* What is being asked:
Present the following data again exactly as it is shown.
------ Dataset entries ------
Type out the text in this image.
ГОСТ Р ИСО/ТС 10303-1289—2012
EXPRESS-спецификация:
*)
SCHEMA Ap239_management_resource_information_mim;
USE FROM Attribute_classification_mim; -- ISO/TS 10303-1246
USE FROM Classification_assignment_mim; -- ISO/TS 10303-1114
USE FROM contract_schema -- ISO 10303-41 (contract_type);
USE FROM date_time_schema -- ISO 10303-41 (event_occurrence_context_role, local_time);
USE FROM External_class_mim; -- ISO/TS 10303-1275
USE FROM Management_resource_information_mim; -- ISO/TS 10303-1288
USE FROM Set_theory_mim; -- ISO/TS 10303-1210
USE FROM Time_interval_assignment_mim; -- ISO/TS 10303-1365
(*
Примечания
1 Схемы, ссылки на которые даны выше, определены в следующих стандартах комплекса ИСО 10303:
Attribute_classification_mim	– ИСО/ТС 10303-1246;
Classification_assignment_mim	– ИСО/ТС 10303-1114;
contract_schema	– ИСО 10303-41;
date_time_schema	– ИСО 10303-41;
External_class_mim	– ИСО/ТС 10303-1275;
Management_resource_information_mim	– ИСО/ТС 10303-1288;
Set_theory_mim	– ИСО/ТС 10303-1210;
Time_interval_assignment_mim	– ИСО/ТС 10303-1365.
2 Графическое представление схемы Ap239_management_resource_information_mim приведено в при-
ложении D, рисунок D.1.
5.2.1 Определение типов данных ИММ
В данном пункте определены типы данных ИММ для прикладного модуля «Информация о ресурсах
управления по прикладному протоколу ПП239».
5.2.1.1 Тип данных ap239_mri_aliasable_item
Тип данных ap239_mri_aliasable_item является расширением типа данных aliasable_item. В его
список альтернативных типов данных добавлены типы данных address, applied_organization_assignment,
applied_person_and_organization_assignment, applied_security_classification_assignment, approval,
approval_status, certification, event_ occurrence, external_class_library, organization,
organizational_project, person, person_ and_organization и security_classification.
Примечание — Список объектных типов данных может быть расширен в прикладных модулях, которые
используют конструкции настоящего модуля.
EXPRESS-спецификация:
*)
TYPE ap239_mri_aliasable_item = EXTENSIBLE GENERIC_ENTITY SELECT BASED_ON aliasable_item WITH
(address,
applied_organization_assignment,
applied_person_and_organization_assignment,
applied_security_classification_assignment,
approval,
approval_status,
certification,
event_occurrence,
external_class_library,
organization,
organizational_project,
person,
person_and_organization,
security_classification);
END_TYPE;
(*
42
------
* Task response:
Type out the text in this image.
ГОСТ Р ИСО/ТС 10303-1289—2012
EXPRESS-спецификация:
*)
SCHEMA Ap239_management_resource_information_mim;
USE FROM Attribute_classification_mim; -- ISO/TS 10303-1246
USE FROM Classification_assignment_mim; -- ISO/TS 10303-1114
USE FROM contract_schema -- ISO 10303-41 (contract_type);
USE FROM date_time_schema -- ISO 10303-41 (event_occurrence_context_role, local_time);
USE FROM External_class_mim; -- ISO/TS 10303-1275
USE FROM Management_resource_information_mim; -- ISO/TS 10303-1288
USE FROM Set_theory_mim; -- ISO/TS 10303-1210
USE FROM Time_interval_assignment_mim; -- ISO/TS 10303-1365
(*
Примечания
1 Схемы, ссылки на которые даны выше, определены в следующих стандартах комплекса ИСО 10303:
Attribute_classification_mim	– ИСО/ТС 10303-1246;
Classification_assignment_mim	– ИСО/ТС 10303-1114;
contract_schema	– ИСО 10303-41;
date_time_schema	– ИСО 10303-41;
External_class_mim	– ИСО/ТС 10303-1275;
Management_resource_information_mim	– ИСО/ТС 10303-1288;
Set_theory_mim	– ИСО/ТС 10303-1210;
Time_interval_assignment_mim	– ИСО/ТС 10303-1365.
2 Графическое представление схемы Ap239_management_resource_information_mim приведено в при-
ложении D, рисунок D.1.
5.2.1 Определение типов данных ИММ
В данном пункте определены типы данных ИММ для прикладного модуля «Информация о ресурсах
управления по прикладному протоколу ПП239».
5.2.1.1 Тип данных ap239_mri_aliasable_item
Тип данных ap239_mri_aliasable_item является расширением типа данных aliasable_item. В его
список альтернативных типов данных добавлены типы данных address, applied_organization_assignment,
applied_person_and_organization_assignment, applied_security_classification_assignment, approval,
approval_status, certification, event_ occurrence, external_class_library, organization,
organizational_project, person, person_ and_organization и security_classification.
Примечание — Список объектных типов данных может быть расширен в прикладных модулях, которые
используют конструкции настоящего модуля.
EXPRESS-спецификация:
*)
TYPE ap239_mri_aliasable_item = EXTENSIBLE GENERIC_ENTITY SELECT BASED_ON aliasable_item WITH
(address,
applied_organization_assignment,
applied_person_and_organization_assignment,
applied_security_classification_assignment,
approval,
approval_status,
certification,
event_occurrence,
external_class_library,
organization,
organizational_project,
person,
person_and_organization,
security_classification);
END_TYPE;
(*
42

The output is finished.